◆ **TASK PROMPT**
For the entries below, how many lines include the word "this"? Give the figure and nothing more.

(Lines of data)
----

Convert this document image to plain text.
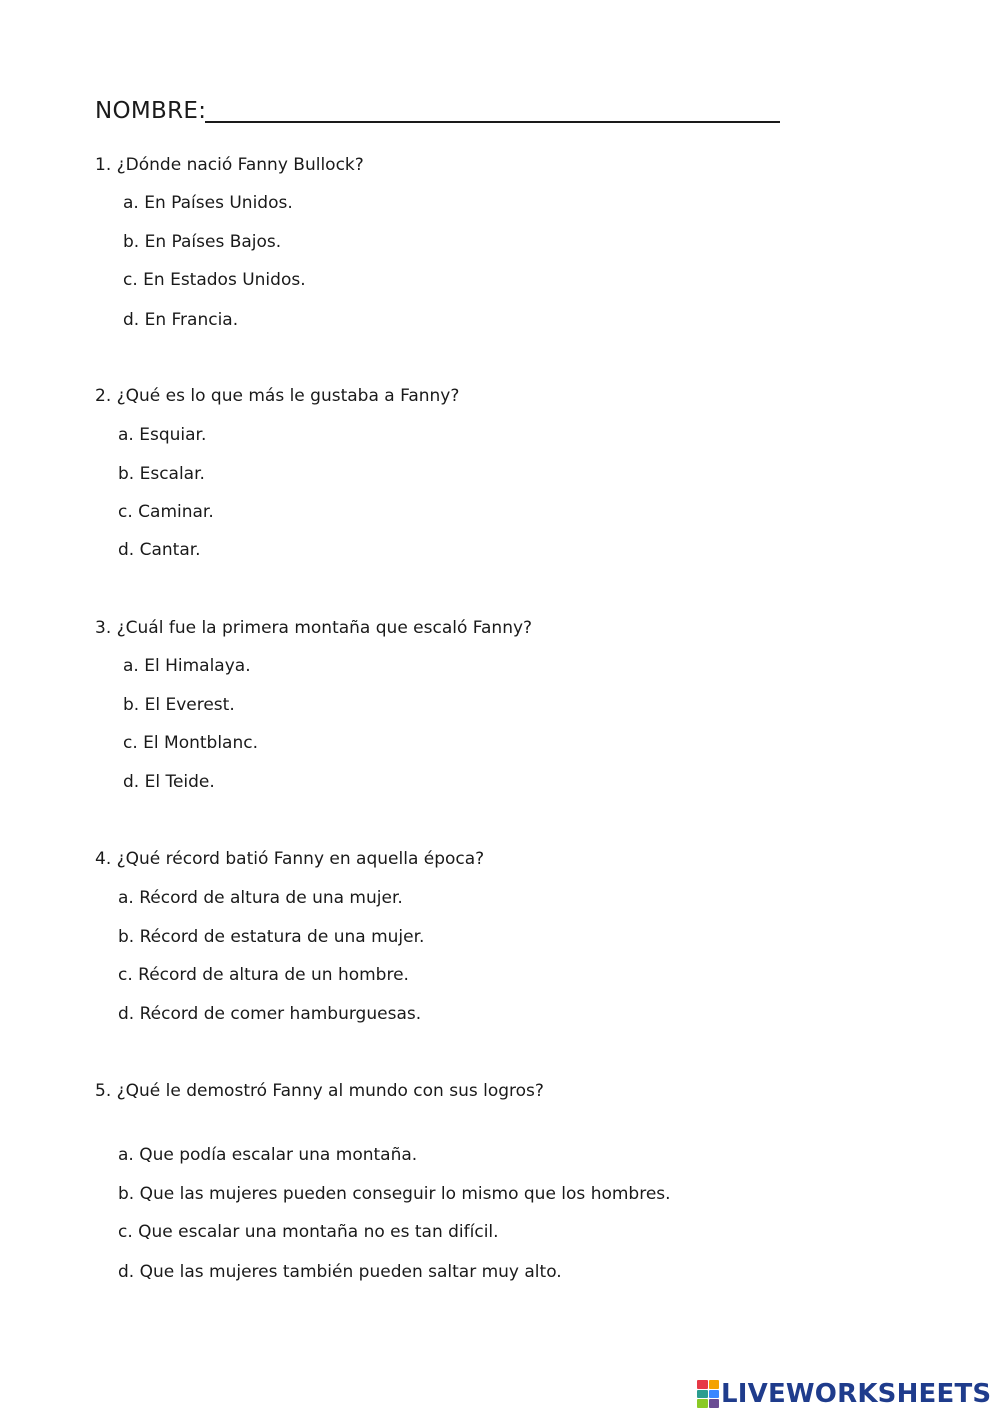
NOMBRE:
1. ¿Dónde nació Fanny Bullock?
a. En Países Unidos.
b. En Países Bajos.
c. En Estados Unidos.
d. En Francia.
2. ¿Qué es lo que más le gustaba a Fanny?
a. Esquiar.
b. Escalar.
c. Caminar.
d. Cantar.
3. ¿Cuál fue la primera montaña que escaló Fanny?
a. El Himalaya.
b. El Everest.
c. El Montblanc.
d. El Teide.
4. ¿Qué récord batió Fanny en aquella época?
a. Récord de altura de una mujer.
b. Récord de estatura de una mujer.
c. Récord de altura de un hombre.
d. Récord de comer hamburguesas.
5. ¿Qué le demostró Fanny al mundo con sus logros?
a. Que podía escalar una montaña.
b. Que las mujeres pueden conseguir lo mismo que los hombres.
c. Que escalar una montaña no es tan difícil.
d. Que las mujeres también pueden saltar muy alto.
LIVEWORKSHEETS
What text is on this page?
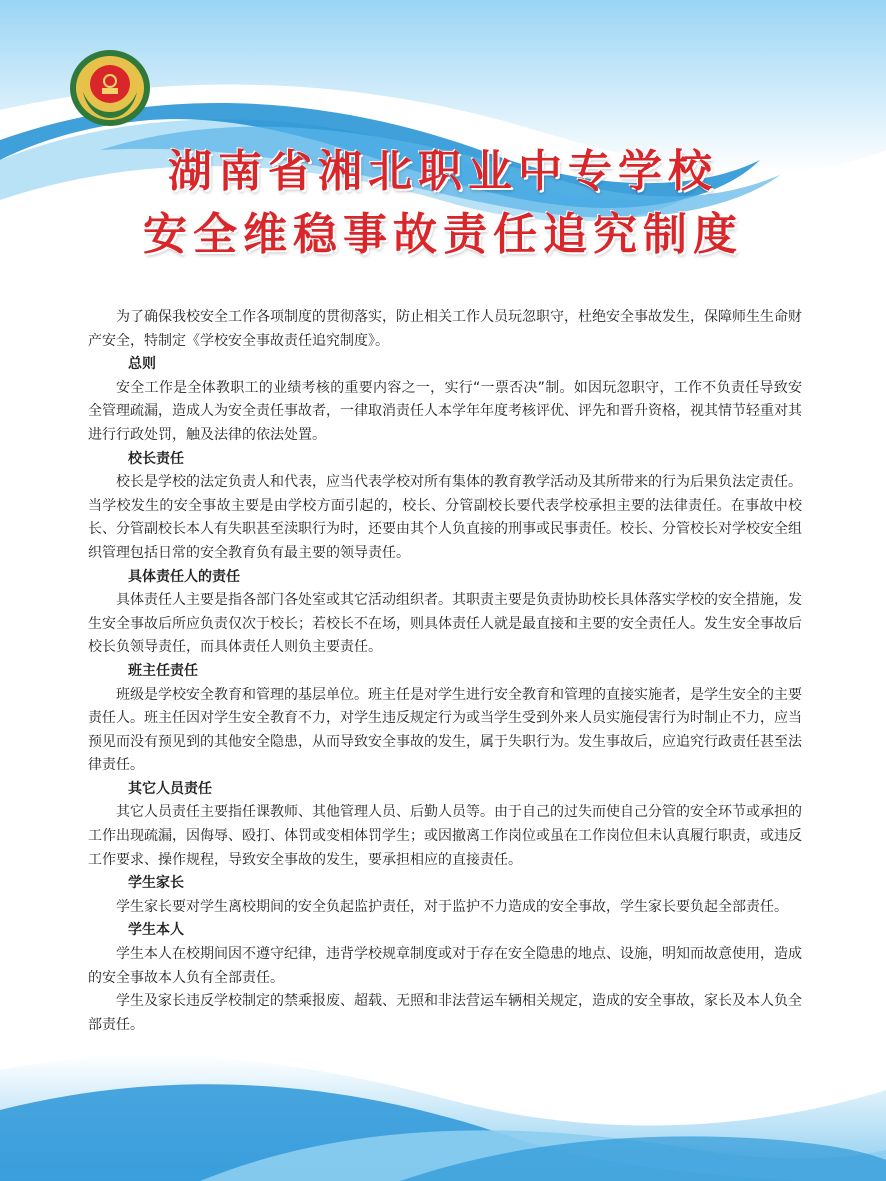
湖南省湘北职业中专学校
安全维稳事故责任追究制度

为了确保我校安全工作各项制度的贯彻落实，防止相关工作人员玩忽职守，杜绝安全事故发生，保障师生生命财产安全，特制定《学校安全事故责任追究制度》。

总则

安全工作是全体教职工的业绩考核的重要内容之一，实行“一票否决”制。如因玩忽职守，工作不负责任导致安全管理疏漏，造成人为安全责任事故者，一律取消责任人本学年年度考核评优、评先和晋升资格，视其情节轻重对其进行行政处罚，触及法律的依法处置。

校长责任

校长是学校的法定负责人和代表，应当代表学校对所有集体的教育教学活动及其所带来的行为后果负法定责任。当学校发生的安全事故主要是由学校方面引起的，校长、分管副校长要代表学校承担主要的法律责任。在事故中校长、分管副校长本人有失职甚至渎职行为时，还要由其个人负直接的刑事或民事责任。校长、分管校长对学校安全组织管理包括日常的安全教育负有最主要的领导责任。

具体责任人的责任

具体责任人主要是指各部门各处室或其它活动组织者。其职责主要是负责协助校长具体落实学校的安全措施，发生安全事故后所应负责仅次于校长；若校长不在场，则具体责任人就是最直接和主要的安全责任人。发生安全事故后校长负领导责任，而具体责任人则负主要责任。

班主任责任

班级是学校安全教育和管理的基层单位。班主任是对学生进行安全教育和管理的直接实施者，是学生安全的主要责任人。班主任因对学生安全教育不力，对学生违反规定行为或当学生受到外来人员实施侵害行为时制止不力，应当预见而没有预见到的其他安全隐患，从而导致安全事故的发生，属于失职行为。发生事故后，应追究行政责任甚至法律责任。

其它人员责任

其它人员责任主要指任课教师、其他管理人员、后勤人员等。由于自己的过失而使自己分管的安全环节或承担的工作出现疏漏，因侮辱、殴打、体罚或变相体罚学生；或因撤离工作岗位或虽在工作岗位但未认真履行职责，或违反工作要求、操作规程，导致安全事故的发生，要承担相应的直接责任。

学生家长

学生家长要对学生离校期间的安全负起监护责任，对于监护不力造成的安全事故，学生家长要负起全部责任。

学生本人

学生本人在校期间因不遵守纪律，违背学校规章制度或对于存在安全隐患的地点、设施，明知而故意使用，造成的安全事故本人负有全部责任。

学生及家长违反学校制定的禁乘报废、超载、无照和非法营运车辆相关规定，造成的安全事故，家长及本人负全部责任。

----

◆ **SOLUTION**
2